### WHAT IS NEEDED
Repeat the listing in full, word for word.

### DATA IN THIS EXERCISE
/---

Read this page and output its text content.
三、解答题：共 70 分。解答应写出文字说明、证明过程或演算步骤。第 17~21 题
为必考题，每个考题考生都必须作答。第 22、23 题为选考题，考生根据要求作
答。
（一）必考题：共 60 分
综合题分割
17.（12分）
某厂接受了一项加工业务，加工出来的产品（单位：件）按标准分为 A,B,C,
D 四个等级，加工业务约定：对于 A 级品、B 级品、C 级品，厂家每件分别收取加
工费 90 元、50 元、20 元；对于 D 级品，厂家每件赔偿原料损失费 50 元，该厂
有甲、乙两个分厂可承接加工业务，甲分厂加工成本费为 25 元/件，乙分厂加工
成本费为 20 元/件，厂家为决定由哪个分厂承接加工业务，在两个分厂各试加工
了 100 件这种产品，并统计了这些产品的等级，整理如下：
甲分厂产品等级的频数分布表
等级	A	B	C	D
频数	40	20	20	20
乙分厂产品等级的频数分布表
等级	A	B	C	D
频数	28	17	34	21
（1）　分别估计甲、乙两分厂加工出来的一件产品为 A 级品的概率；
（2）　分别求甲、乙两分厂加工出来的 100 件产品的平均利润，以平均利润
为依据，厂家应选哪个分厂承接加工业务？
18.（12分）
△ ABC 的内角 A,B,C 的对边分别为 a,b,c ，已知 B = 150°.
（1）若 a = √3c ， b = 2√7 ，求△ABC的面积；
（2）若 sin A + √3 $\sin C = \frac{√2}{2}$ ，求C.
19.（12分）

\---

### THE SOLUTION
Read this page and output its text content.
三、解答题：共 70 分。解答应写出文字说明、证明过程或演算步骤。第 17~21 题
为必考题，每个考题考生都必须作答。第 22、23 题为选考题，考生根据要求作
答。
（一）必考题：共 60 分
综合题分割
17.（12分）
某厂接受了一项加工业务，加工出来的产品（单位：件）按标准分为 A,B,C,
D 四个等级，加工业务约定：对于 A 级品、B 级品、C 级品，厂家每件分别收取加
工费 90 元、50 元、20 元；对于 D 级品，厂家每件赔偿原料损失费 50 元，该厂
有甲、乙两个分厂可承接加工业务，甲分厂加工成本费为 25 元/件，乙分厂加工
成本费为 20 元/件，厂家为决定由哪个分厂承接加工业务，在两个分厂各试加工
了 100 件这种产品，并统计了这些产品的等级，整理如下：
甲分厂产品等级的频数分布表
等级	A	B	C	D
频数	40	20	20	20
乙分厂产品等级的频数分布表
等级	A	B	C	D
频数	28	17	34	21
（1）　分别估计甲、乙两分厂加工出来的一件产品为 A 级品的概率；
（2）　分别求甲、乙两分厂加工出来的 100 件产品的平均利润，以平均利润
为依据，厂家应选哪个分厂承接加工业务？
18.（12分）
△ ABC 的内角 A,B,C 的对边分别为 a,b,c ，已知 B = 150°.
（1）若 a = √3c ， b = 2√7 ，求△ABC的面积；
（2）若 sin A + √3 $\sin C = \frac{√2}{2}$ ，求C.
19.（12分）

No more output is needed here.